_Problem details_
Each line of the data is to be output verbatim, with the images removed.

"""

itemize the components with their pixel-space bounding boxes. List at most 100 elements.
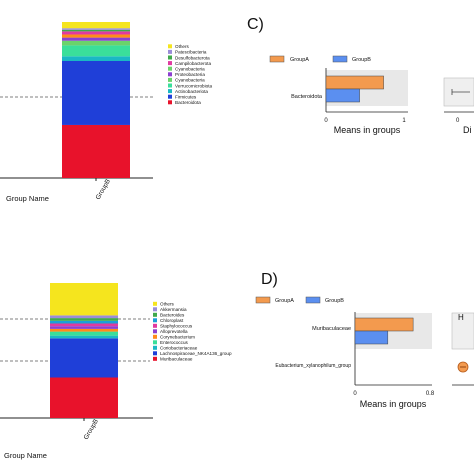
stack-segment [50,338,118,378]
stack-segment [62,28,130,30]
legend-label: Others [175,44,189,49]
legend-label: Others [160,302,174,307]
legend-swatch [153,334,157,339]
legend-swatch [153,318,157,323]
stacked-bar-panel-top: GroupB Group Name OthersPatescibacteriaD… [0,22,212,203]
x-tick-label: 0.8 [426,391,435,397]
legend-label: Alloprevotella [160,329,188,334]
legend-swatch [168,66,172,71]
legend-swatch [153,345,157,350]
legend-swatch [168,100,172,105]
x-tick-label: 1 [402,118,406,124]
x-axis-label-truncated: Di [463,125,472,135]
stack-segment [62,40,130,46]
legend-swatch [168,72,172,77]
x-axis-label: Means in groups [360,399,427,409]
panel-label: D) [261,271,278,288]
legend-label-groupA: GroupA [275,298,294,304]
legend-label-groupB: GroupB [352,57,371,63]
stack-segment [50,315,118,319]
stack-segment [50,323,118,327]
stack-segment [50,326,118,329]
stack-segment [50,320,118,324]
stack-segment [62,56,130,61]
mean-bar [325,88,360,103]
legend-swatch [168,94,172,99]
category-label: GroupB [83,418,100,441]
stack-segment [50,318,118,321]
mean-bar [325,75,384,90]
legend-label-groupA: GroupA [290,57,309,63]
legend-label: Firmicutes [175,95,197,100]
legend-label: Patescibacteria [175,50,207,55]
legend-label: Bacteroidota [175,100,201,105]
legend-swatch-groupA [269,55,285,63]
legend-swatch [168,49,172,54]
legend-swatch [153,351,157,356]
legend-label: Enterococcus [160,340,189,345]
stack-segment [62,37,130,41]
legend-label: Cyanobacteria [175,78,205,83]
category-label: Muribaculaceae [312,326,351,332]
x-axis-label: Group Name [6,194,49,203]
legend-label: Chloroplast [160,318,184,323]
stack-segment [62,22,130,29]
x-tick-label: 0 [456,118,460,124]
category-label: GroupB [95,178,112,201]
legend-swatch [153,323,157,328]
legend-label: Bacteroides [160,313,185,318]
x-axis-label: Group Name [4,451,47,460]
stack-segment [50,331,118,336]
category-label: Bacteroidota [291,94,323,100]
legend-swatch [153,307,157,312]
stack-segment [62,124,130,178]
x-tick-label: 0 [324,118,328,124]
stack-segment [50,335,118,339]
stacked-bar-panel-bottom: GroupB Group Name OthersAkkermansiaBacte… [0,283,232,460]
legend-label-groupB: GroupB [325,298,344,304]
legend-label: Lachnospiraceae_NK4A136_group [160,351,232,356]
legend-label: Coriobacteriaceae [160,346,198,351]
legend-label: Verrucomicrobiota [175,83,212,88]
truncated-panel [451,312,474,350]
legend-swatch [168,61,172,66]
stack-segment [62,61,130,125]
stack-segment [50,283,118,316]
legend-label: Actinobacteriota [175,89,208,94]
stack-segment [62,31,130,35]
legend-swatch [168,77,172,82]
stack-segment [62,29,130,32]
truncated-tick: H [458,313,464,322]
legend-swatch [153,340,157,345]
legend-label: Akkermansia [160,307,187,312]
legend-label: Muribaculaceae [160,357,193,362]
stack-segment [50,328,118,332]
stack-segment [50,377,118,418]
legend-swatch [168,55,172,60]
mean-bar [354,317,414,332]
legend-swatch [153,329,157,334]
legend-label: Staphylococcus [160,324,193,329]
stack-segment [62,45,130,57]
mean-bar-panel-d: D) GroupA GroupB Muribaculaceae Eubacter… [255,271,474,409]
legend-label: Corynebacterium [160,335,195,340]
x-axis-label: Means in groups [334,125,401,135]
legend-swatch [168,89,172,94]
legend-label: Cyanobacteria [175,67,205,72]
legend-swatch-groupA [255,296,271,304]
x-tick-label: 0 [353,391,357,397]
legend-label: Desulfobacterota [175,55,210,60]
legend-swatch-groupB [305,296,321,304]
legend-swatch-groupB [332,55,348,63]
legend-label: Proteobacteria [175,72,205,77]
stack-segment [62,34,130,38]
legend-swatch [153,356,157,361]
legend-swatch [168,44,172,49]
legend-swatch [153,301,157,306]
mean-bar-panel-c: C) GroupA GroupB Bacteroidota 0 1 Means … [247,16,474,135]
category-label: Eubacterium_xylanophilum_group [275,363,351,369]
mean-bar [354,330,389,345]
legend-label: Campilobacterota [175,61,211,66]
legend-swatch [153,312,157,317]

"""

_Result of this exercise_
itemize the components with their pixel-space bounding boxes. List at most 100 elements.
stack-segment [50,338,118,378]
stack-segment [62,28,130,30]
legend-label: Others [175,44,189,49]
legend-label: Others [160,302,174,307]
legend-swatch [153,334,157,339]
legend-swatch [153,318,157,323]
stacked-bar-panel-top: GroupB Group Name OthersPatescibacteriaD… [0,22,212,203]
x-tick-label: 0.8 [426,391,435,397]
legend-label: Alloprevotella [160,329,188,334]
legend-swatch [168,66,172,71]
legend-swatch [153,345,157,350]
legend-swatch [168,100,172,105]
x-tick-label: 1 [402,118,406,124]
x-axis-label-truncated: Di [463,125,472,135]
stack-segment [62,40,130,46]
legend-swatch [168,72,172,77]
x-axis-label: Means in groups [360,399,427,409]
panel-label: D) [261,271,278,288]
legend-label-groupA: GroupA [275,298,294,304]
legend-label-groupB: GroupB [352,57,371,63]
stack-segment [50,315,118,319]
stack-segment [50,323,118,327]
stack-segment [50,326,118,329]
stack-segment [50,320,118,324]
stack-segment [62,56,130,61]
mean-bar [325,88,360,103]
legend-swatch [168,94,172,99]
category-label: GroupB [83,418,100,441]
stack-segment [50,318,118,321]
mean-bar [325,75,384,90]
legend-label-groupA: GroupA [290,57,309,63]
legend-label: Firmicutes [175,95,197,100]
legend-label: Patescibacteria [175,50,207,55]
legend-label: Bacteroidota [175,100,201,105]
legend-swatch-groupA [269,55,285,63]
legend-swatch [168,49,172,54]
legend-swatch [153,351,157,356]
legend-label: Enterococcus [160,340,189,345]
stack-segment [62,37,130,41]
legend-label: Cyanobacteria [175,78,205,83]
category-label: Muribaculaceae [312,326,351,332]
x-axis-label: Group Name [6,194,49,203]
legend-label: Chloroplast [160,318,184,323]
stack-segment [62,22,130,29]
x-tick-label: 0 [456,118,460,124]
category-label: GroupB [95,178,112,201]
legend-swatch [153,323,157,328]
legend-label: Bacteroides [160,313,185,318]
x-axis-label: Group Name [4,451,47,460]
stack-segment [50,331,118,336]
category-label: Bacteroidota [291,94,323,100]
legend-swatch [153,307,157,312]
stack-segment [62,124,130,178]
x-tick-label: 0 [324,118,328,124]
stack-segment [50,335,118,339]
stacked-bar-panel-bottom: GroupB Group Name OthersAkkermansiaBacte… [0,283,232,460]
legend-label-groupB: GroupB [325,298,344,304]
legend-label: Lachnospiraceae_NK4A136_group [160,351,232,356]
legend-label: Coriobacteriaceae [160,346,198,351]
legend-label: Verrucomicrobiota [175,83,212,88]
truncated-panel [451,312,474,350]
legend-swatch [168,61,172,66]
stack-segment [62,61,130,125]
stack-segment [50,283,118,316]
legend-label: Actinobacteriota [175,89,208,94]
stack-segment [62,31,130,35]
legend-swatch [168,77,172,82]
stack-segment [62,29,130,32]
truncated-tick: H [458,313,464,322]
legend-swatch [153,340,157,345]
legend-label: Akkermansia [160,307,187,312]
legend-label: Muribaculaceae [160,357,193,362]
stack-segment [50,328,118,332]
stack-segment [50,377,118,418]
legend-swatch [168,55,172,60]
mean-bar [354,317,414,332]
legend-swatch [153,329,157,334]
legend-label: Staphylococcus [160,324,193,329]
stack-segment [62,45,130,57]
mean-bar-panel-d: D) GroupA GroupB Muribaculaceae Eubacter… [255,271,474,409]
legend-label: Corynebacterium [160,335,195,340]
x-axis-label: Means in groups [334,125,401,135]
legend-swatch [168,89,172,94]
legend-label: Cyanobacteria [175,67,205,72]
legend-swatch-groupA [255,296,271,304]
x-tick-label: 0 [353,391,357,397]
legend-label: Desulfobacterota [175,55,210,60]
legend-swatch-groupB [305,296,321,304]
legend-swatch-groupB [332,55,348,63]
legend-label: Proteobacteria [175,72,205,77]
stack-segment [62,34,130,38]
legend-swatch [153,356,157,361]
legend-swatch [168,44,172,49]
legend-swatch [153,301,157,306]
mean-bar-panel-c: C) GroupA GroupB Bacteroidota 0 1 Means … [247,16,474,135]
category-label: Eubacterium_xylanophilum_group [275,363,351,369]
mean-bar [354,330,389,345]
legend-label: Campilobacterota [175,61,211,66]
legend-swatch [153,312,157,317]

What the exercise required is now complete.